**Requirement:**
Identify each line below that contains the word "информации", and copy it out.

++++ Data supplied

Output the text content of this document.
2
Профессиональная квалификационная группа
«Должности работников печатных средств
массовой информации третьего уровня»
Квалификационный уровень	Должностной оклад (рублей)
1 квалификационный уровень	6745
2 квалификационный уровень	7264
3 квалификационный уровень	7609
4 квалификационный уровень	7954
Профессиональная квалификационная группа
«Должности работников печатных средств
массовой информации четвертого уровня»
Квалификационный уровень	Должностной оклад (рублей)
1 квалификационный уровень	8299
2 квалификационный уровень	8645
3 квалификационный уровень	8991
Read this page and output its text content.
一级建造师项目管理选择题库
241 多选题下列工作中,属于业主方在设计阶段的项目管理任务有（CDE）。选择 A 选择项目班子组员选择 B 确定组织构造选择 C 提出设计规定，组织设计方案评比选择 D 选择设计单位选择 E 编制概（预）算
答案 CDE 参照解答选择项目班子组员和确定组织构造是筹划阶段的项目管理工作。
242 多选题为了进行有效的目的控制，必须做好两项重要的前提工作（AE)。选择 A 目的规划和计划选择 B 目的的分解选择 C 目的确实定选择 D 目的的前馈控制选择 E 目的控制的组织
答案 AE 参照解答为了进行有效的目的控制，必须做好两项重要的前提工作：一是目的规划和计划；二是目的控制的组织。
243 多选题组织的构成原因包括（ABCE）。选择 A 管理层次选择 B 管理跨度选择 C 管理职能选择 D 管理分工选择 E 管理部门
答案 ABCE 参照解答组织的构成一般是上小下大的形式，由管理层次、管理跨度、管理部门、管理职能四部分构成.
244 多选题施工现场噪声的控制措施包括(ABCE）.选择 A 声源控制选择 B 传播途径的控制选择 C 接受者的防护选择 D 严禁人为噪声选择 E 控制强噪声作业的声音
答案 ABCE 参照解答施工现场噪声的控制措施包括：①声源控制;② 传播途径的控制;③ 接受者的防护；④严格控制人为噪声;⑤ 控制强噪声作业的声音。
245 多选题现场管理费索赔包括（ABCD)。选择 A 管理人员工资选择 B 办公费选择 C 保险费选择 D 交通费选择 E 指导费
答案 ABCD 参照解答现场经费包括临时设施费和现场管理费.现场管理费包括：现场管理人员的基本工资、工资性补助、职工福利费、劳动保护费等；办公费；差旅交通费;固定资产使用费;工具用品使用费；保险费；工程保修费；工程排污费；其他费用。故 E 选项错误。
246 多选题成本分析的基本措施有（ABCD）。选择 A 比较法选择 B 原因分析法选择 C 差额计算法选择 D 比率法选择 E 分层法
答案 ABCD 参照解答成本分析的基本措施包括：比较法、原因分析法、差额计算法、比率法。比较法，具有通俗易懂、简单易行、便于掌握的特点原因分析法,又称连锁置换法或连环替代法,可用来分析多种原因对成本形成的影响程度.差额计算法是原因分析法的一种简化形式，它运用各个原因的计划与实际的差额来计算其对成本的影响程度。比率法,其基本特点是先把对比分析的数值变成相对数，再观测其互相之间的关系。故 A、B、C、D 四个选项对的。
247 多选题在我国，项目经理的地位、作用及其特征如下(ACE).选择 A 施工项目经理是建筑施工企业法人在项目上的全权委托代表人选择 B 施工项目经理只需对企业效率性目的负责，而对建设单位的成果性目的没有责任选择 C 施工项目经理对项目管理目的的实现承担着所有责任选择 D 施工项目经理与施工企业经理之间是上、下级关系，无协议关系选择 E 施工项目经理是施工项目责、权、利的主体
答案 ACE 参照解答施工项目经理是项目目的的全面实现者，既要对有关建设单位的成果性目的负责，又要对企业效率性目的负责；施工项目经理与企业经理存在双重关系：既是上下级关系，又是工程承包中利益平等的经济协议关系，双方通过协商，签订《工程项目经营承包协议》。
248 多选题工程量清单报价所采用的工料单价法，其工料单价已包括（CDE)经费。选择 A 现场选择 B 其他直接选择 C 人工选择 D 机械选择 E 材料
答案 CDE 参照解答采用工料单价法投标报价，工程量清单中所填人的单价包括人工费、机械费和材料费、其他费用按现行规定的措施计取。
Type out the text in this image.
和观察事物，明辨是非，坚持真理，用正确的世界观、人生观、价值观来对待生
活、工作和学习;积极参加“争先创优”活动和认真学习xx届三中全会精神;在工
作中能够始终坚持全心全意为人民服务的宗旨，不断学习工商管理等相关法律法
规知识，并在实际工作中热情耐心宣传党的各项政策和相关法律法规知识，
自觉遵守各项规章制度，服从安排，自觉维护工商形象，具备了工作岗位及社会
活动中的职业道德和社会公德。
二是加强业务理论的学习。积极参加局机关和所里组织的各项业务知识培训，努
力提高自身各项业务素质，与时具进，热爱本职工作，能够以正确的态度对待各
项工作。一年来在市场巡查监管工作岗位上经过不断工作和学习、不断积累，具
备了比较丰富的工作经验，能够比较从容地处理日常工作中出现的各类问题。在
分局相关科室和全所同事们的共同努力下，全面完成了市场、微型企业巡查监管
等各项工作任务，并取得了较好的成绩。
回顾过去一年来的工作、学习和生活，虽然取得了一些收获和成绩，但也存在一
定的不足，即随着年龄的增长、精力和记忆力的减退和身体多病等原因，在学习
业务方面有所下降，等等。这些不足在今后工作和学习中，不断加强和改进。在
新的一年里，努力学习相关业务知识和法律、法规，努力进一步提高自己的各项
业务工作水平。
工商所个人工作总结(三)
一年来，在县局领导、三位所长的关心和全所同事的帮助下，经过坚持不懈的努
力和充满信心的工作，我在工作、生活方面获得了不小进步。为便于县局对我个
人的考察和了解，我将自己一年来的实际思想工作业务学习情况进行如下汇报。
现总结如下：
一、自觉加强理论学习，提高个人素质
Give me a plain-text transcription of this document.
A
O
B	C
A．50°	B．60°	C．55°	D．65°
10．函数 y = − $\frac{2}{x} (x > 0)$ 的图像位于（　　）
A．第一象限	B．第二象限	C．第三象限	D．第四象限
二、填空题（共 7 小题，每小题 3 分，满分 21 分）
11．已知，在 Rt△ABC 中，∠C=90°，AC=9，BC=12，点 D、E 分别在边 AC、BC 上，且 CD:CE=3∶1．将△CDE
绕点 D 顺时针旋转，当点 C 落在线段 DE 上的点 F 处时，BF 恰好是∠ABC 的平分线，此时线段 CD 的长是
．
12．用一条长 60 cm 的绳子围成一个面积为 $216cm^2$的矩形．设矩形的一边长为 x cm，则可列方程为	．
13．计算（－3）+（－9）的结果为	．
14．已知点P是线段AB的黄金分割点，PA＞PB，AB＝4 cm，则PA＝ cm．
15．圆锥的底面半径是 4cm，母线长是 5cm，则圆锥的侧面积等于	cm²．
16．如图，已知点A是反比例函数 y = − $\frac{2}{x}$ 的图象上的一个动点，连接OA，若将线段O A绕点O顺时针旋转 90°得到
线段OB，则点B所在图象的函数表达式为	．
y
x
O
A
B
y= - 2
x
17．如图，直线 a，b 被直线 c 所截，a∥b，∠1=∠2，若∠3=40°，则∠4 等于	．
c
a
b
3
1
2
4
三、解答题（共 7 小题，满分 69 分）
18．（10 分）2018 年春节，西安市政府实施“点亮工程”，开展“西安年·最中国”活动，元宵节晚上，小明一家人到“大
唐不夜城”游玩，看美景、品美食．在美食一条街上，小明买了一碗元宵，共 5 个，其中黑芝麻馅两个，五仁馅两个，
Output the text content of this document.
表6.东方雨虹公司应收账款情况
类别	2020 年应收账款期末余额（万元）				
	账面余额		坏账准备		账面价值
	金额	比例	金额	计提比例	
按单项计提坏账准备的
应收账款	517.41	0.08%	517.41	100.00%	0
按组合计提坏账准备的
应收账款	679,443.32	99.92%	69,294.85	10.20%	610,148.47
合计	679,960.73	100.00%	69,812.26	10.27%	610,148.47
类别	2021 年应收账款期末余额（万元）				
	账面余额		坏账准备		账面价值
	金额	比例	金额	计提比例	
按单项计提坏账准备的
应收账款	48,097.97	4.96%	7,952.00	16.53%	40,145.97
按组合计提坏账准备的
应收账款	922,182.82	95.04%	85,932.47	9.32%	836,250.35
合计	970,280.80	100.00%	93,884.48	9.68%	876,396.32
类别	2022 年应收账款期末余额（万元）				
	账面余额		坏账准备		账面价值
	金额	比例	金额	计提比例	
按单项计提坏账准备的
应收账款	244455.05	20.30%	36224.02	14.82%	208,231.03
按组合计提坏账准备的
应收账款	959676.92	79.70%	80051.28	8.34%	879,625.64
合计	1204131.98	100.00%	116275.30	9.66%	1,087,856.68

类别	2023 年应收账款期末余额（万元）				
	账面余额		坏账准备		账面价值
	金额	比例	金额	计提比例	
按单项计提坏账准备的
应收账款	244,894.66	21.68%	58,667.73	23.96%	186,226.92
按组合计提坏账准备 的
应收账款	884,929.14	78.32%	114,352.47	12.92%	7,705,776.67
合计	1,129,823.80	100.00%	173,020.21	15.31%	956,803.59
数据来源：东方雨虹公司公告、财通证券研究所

++++++++

**Result for this exercise:**
массовой информации третьего уровня»
массовой информации четвертого уровня»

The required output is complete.